What the task asks
Find every line containing the word "dieser" in the records below; report only how many there are.

Entries supplied
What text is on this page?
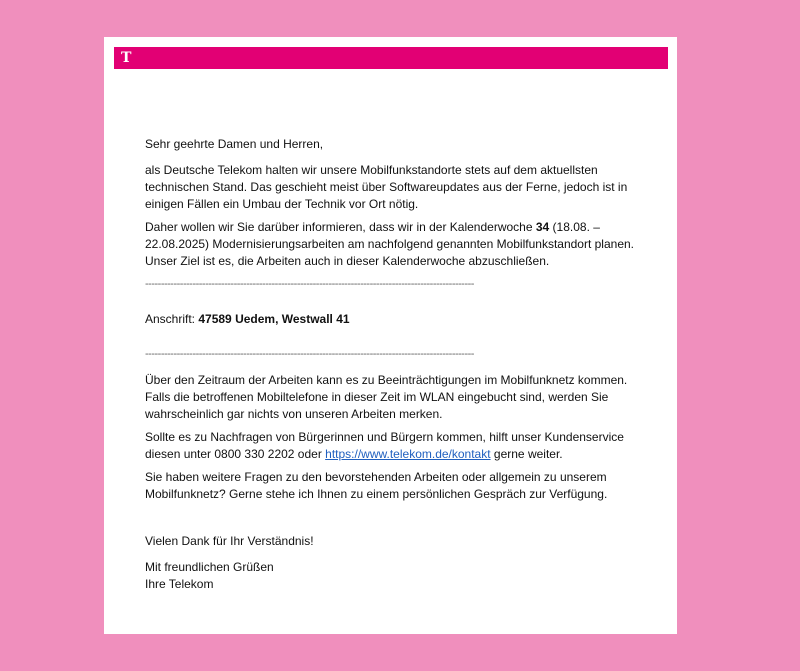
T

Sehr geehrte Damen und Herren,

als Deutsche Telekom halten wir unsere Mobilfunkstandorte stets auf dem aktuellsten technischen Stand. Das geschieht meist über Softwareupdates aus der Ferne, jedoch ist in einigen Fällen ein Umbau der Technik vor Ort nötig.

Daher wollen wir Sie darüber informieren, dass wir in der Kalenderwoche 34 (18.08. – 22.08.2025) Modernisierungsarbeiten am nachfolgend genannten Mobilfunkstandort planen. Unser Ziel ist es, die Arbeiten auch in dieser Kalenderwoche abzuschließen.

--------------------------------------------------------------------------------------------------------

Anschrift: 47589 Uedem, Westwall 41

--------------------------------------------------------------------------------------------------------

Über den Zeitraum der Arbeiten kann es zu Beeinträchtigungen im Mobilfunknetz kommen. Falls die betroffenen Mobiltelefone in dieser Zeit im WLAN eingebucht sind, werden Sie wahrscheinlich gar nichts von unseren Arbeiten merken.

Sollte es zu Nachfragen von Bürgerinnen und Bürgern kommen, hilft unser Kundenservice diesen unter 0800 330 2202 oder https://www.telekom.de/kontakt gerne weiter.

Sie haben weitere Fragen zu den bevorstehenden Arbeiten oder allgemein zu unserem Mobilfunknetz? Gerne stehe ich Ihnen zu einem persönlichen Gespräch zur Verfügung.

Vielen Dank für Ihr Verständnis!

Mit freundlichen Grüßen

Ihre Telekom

...

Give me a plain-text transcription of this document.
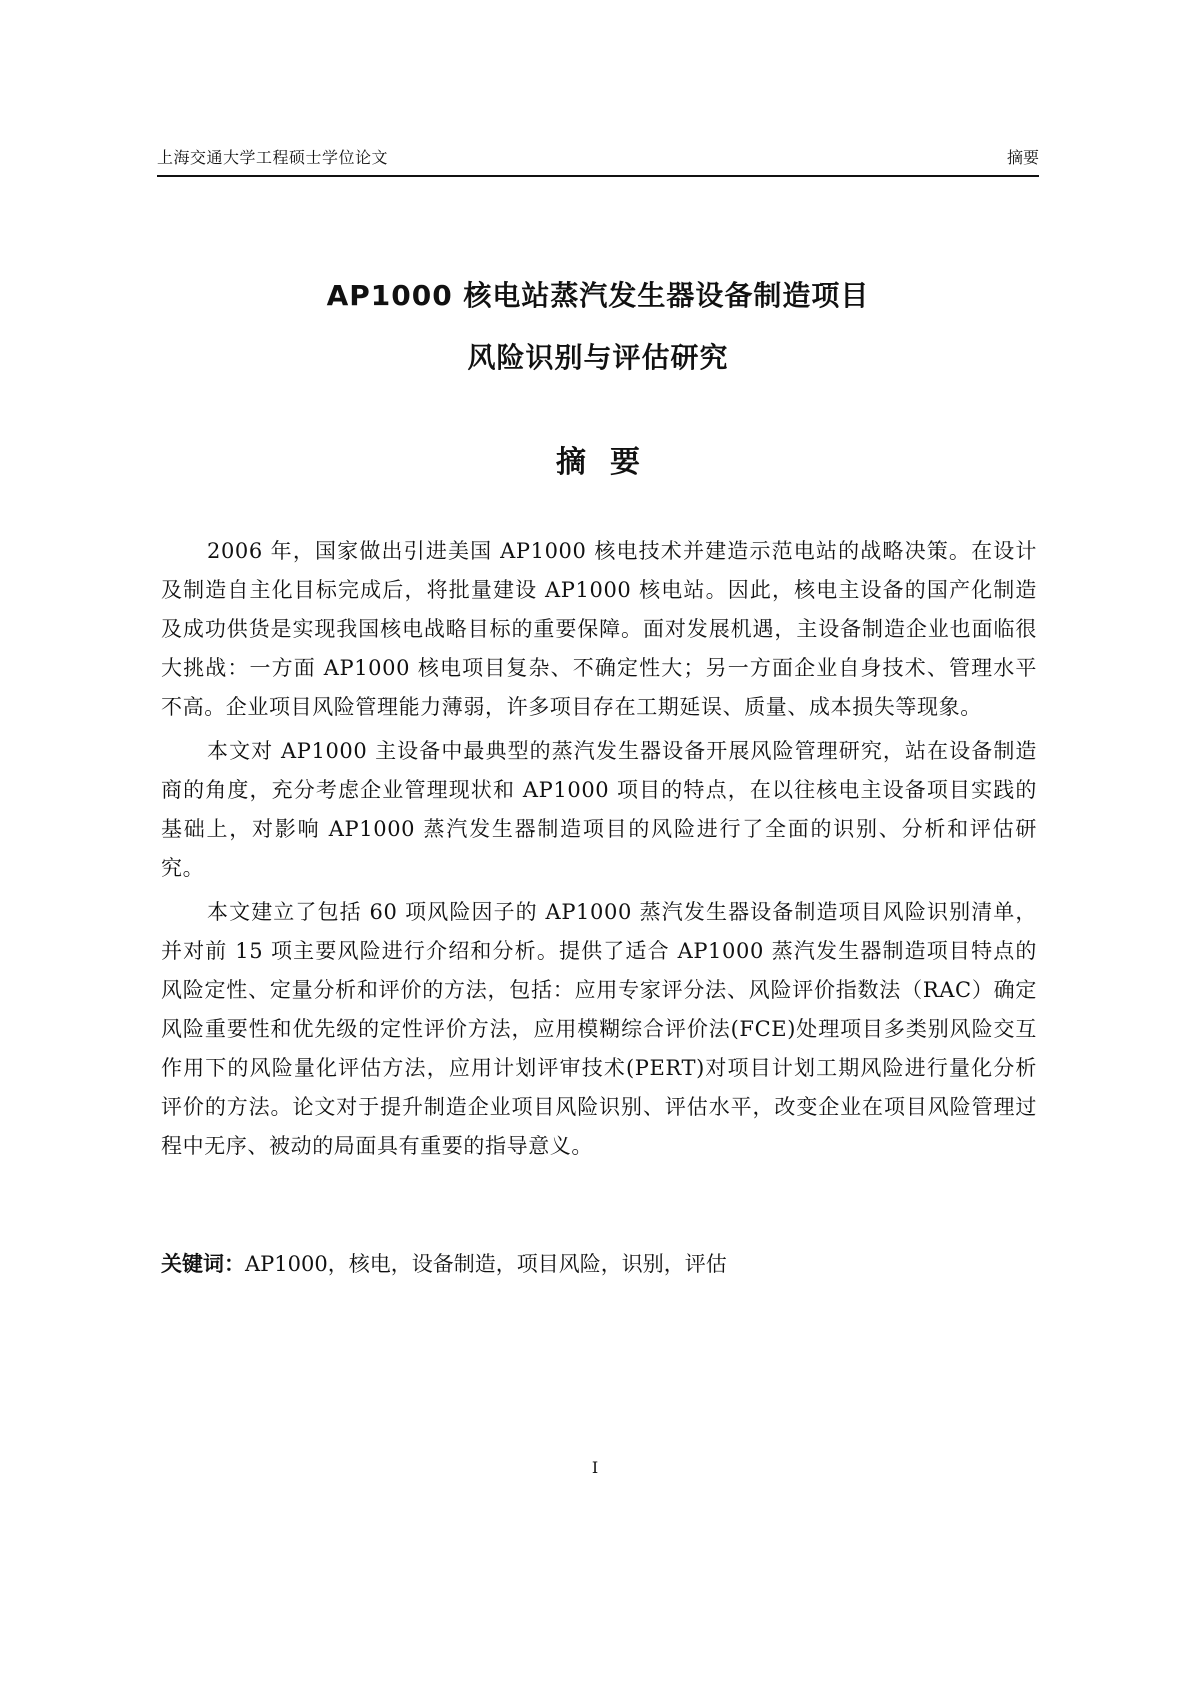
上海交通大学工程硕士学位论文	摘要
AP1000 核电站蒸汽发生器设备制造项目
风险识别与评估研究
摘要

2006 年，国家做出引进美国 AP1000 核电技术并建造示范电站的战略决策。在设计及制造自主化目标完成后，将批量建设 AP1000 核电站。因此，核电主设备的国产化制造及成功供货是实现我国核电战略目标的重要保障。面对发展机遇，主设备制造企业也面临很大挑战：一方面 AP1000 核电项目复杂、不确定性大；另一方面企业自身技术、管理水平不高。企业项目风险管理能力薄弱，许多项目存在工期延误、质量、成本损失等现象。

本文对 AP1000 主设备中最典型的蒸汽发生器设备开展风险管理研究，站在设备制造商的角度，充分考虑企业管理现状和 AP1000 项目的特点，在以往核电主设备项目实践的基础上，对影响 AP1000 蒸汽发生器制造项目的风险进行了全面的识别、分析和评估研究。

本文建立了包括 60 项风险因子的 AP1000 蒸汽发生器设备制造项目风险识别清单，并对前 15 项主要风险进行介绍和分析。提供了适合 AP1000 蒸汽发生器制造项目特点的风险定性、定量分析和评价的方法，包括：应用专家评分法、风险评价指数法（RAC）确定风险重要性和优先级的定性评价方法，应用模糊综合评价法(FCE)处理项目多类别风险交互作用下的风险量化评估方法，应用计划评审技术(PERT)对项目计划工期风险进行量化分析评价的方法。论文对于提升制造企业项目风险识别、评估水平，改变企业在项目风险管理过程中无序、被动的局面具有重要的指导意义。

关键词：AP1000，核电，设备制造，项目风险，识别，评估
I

---

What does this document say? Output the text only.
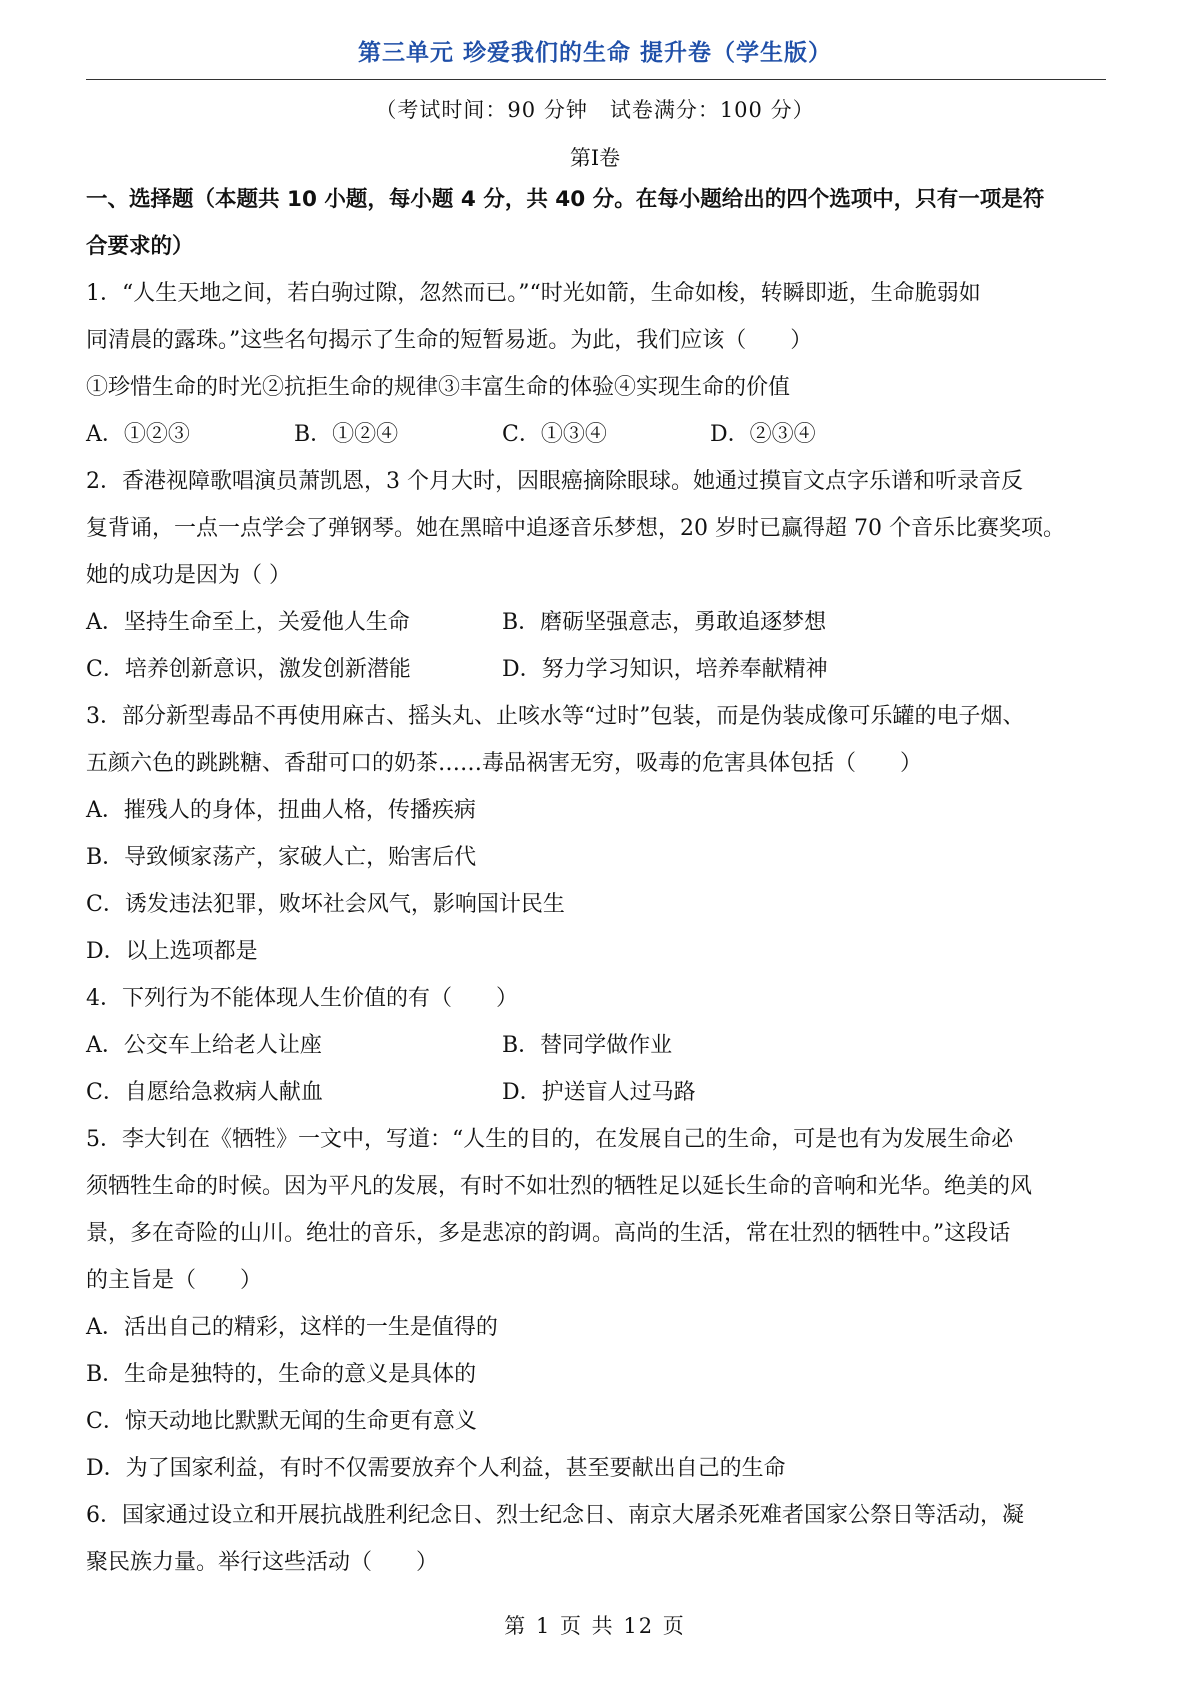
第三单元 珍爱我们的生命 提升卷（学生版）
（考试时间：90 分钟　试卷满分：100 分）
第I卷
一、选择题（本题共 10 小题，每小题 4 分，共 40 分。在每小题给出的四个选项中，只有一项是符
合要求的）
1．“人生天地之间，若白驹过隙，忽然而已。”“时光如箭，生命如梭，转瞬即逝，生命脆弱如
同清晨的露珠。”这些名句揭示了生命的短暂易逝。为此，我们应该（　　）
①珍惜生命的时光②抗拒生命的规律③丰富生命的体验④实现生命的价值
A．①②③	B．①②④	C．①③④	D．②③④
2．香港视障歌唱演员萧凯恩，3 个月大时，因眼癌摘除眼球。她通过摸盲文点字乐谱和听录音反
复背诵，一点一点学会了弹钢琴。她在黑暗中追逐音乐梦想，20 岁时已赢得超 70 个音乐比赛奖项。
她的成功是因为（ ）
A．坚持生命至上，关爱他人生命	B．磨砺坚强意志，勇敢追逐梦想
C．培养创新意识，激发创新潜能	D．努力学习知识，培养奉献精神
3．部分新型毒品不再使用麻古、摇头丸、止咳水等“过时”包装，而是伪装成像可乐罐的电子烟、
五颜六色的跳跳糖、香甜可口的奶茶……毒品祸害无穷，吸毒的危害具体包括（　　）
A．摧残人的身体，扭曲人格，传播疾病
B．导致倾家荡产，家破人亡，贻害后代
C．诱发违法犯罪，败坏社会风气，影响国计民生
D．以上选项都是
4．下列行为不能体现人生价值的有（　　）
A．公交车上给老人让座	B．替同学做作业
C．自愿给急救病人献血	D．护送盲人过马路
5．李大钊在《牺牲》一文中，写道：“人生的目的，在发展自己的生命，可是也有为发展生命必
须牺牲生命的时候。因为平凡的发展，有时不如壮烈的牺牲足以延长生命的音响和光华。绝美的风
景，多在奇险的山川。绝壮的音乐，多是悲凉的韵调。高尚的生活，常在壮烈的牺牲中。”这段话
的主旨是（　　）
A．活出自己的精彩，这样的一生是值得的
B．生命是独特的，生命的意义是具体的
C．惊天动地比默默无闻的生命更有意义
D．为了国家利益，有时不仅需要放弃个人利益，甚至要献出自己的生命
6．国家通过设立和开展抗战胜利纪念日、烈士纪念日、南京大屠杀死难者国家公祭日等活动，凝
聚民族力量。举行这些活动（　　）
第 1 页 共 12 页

Written response
2